[START]

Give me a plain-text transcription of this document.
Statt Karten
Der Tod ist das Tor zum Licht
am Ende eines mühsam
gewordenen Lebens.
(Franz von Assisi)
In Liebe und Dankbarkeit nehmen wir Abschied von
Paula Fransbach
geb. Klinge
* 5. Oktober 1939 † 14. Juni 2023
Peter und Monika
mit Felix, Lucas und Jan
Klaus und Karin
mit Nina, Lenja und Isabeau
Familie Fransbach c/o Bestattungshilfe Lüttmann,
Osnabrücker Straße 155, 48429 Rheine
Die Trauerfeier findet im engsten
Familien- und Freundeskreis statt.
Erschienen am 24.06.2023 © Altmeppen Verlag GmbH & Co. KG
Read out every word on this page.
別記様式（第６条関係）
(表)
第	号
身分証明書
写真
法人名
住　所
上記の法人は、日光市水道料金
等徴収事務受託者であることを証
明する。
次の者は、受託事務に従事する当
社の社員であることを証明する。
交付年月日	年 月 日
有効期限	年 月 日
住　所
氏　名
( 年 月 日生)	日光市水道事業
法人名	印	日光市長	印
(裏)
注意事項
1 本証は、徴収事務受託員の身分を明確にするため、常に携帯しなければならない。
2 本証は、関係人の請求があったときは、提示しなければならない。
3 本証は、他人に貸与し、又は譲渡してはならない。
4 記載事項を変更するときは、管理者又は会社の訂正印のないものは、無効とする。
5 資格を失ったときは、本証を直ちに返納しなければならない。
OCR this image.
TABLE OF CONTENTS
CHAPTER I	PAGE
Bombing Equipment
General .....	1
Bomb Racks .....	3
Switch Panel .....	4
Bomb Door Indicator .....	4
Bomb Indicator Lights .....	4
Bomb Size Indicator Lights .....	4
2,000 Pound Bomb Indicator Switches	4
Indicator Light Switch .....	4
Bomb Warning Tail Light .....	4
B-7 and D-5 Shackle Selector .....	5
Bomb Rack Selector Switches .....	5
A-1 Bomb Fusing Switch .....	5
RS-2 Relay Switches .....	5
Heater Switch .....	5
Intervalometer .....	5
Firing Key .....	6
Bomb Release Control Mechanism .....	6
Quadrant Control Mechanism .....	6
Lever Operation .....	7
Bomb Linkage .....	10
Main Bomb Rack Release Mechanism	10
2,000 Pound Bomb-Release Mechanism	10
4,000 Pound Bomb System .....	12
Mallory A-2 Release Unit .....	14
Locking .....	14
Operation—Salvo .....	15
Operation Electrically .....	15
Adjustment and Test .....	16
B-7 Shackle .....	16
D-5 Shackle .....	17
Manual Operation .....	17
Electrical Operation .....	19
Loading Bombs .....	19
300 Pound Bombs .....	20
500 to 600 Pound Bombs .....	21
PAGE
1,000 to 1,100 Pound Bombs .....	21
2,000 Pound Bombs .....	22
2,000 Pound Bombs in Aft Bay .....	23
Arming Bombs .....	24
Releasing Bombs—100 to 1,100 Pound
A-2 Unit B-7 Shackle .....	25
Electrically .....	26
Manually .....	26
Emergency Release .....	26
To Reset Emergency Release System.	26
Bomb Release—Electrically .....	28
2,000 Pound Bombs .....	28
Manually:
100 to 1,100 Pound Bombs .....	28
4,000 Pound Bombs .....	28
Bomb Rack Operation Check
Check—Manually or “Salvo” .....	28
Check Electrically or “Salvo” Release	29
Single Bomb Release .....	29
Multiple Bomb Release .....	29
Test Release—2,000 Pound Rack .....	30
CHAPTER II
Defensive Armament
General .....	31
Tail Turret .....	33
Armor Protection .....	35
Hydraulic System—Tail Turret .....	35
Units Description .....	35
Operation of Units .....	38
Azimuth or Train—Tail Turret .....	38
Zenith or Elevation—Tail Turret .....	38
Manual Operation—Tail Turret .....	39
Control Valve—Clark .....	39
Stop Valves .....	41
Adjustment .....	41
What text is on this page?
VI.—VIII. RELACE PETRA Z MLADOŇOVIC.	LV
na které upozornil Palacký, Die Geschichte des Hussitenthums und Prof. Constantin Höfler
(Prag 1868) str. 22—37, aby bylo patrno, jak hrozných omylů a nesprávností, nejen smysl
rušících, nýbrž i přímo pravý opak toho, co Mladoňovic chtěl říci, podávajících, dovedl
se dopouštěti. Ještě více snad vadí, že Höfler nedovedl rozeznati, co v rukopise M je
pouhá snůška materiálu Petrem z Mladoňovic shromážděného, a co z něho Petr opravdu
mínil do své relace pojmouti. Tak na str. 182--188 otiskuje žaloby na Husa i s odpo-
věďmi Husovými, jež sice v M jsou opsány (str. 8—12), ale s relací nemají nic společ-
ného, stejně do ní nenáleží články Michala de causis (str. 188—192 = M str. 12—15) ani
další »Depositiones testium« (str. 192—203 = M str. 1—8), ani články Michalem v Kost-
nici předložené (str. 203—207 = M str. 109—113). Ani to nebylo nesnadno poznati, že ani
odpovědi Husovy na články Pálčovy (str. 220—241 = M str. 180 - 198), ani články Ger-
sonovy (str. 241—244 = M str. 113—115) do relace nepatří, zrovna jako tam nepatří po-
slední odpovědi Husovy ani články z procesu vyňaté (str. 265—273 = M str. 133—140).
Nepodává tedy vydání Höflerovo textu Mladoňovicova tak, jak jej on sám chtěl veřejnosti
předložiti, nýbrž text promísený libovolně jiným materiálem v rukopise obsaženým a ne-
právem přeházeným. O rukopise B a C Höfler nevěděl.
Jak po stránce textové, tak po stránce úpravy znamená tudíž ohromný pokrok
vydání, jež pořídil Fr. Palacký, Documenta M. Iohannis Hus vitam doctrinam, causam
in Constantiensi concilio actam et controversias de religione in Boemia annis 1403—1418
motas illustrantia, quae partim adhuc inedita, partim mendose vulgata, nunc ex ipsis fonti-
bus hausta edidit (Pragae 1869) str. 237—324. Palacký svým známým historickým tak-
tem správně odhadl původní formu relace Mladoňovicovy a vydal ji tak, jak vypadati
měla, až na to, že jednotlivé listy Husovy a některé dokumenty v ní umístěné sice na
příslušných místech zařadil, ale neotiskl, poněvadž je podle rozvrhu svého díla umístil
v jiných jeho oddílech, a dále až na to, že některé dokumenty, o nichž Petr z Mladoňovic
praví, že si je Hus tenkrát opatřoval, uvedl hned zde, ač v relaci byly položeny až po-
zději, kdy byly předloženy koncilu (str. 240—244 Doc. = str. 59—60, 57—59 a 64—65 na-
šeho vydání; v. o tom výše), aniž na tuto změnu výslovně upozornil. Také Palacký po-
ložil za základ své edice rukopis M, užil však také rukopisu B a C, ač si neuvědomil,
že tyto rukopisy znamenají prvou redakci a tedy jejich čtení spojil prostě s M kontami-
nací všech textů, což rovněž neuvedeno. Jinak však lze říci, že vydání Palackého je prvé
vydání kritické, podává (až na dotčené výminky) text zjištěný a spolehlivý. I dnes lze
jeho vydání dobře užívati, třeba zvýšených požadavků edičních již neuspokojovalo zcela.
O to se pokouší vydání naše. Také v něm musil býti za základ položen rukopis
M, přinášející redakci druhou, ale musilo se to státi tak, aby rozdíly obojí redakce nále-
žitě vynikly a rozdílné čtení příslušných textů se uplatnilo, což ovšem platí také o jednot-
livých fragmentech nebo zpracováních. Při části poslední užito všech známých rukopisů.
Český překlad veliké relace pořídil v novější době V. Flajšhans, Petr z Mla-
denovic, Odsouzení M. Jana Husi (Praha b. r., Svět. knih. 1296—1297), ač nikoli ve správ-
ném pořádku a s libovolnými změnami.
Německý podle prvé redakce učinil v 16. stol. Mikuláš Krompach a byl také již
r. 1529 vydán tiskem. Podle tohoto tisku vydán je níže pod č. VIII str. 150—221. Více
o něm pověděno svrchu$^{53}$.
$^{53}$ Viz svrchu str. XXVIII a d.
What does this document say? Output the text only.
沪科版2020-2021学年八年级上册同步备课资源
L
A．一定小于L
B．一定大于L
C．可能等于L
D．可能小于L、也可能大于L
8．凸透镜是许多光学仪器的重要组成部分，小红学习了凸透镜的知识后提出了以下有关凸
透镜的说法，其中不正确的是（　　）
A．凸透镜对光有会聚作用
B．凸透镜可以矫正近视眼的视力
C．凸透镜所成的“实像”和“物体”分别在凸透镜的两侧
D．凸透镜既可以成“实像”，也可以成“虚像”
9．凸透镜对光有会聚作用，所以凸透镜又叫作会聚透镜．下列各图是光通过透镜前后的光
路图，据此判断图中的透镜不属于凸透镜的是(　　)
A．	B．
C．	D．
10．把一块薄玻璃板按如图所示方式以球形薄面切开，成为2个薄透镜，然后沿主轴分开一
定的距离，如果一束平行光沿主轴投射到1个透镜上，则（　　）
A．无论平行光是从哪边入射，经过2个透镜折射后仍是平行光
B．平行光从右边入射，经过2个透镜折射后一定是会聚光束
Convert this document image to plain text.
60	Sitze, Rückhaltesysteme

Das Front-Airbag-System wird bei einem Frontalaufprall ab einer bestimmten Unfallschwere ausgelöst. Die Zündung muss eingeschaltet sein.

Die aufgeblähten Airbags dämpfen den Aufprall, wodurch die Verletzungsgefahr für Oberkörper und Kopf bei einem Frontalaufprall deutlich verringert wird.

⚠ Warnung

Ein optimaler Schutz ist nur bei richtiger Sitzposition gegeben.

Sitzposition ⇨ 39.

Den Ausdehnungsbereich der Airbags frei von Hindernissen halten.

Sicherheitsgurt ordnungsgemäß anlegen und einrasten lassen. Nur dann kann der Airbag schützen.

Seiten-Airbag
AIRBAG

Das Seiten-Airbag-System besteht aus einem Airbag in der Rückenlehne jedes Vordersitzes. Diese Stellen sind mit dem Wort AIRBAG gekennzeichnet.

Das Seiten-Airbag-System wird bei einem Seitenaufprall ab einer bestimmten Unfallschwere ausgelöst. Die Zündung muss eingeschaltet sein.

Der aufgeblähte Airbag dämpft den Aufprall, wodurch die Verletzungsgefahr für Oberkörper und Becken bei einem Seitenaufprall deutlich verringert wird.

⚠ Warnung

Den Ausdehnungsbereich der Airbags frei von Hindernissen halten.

[END]

Report all lines of the data above that include the string "všech".

nací všech textů, což rovněž neuvedeno. Jinak však lze říci, že vydání Palackého je prvé
livých fragmentech nebo zpracováních. Při části poslední užito všech známých rukopisů.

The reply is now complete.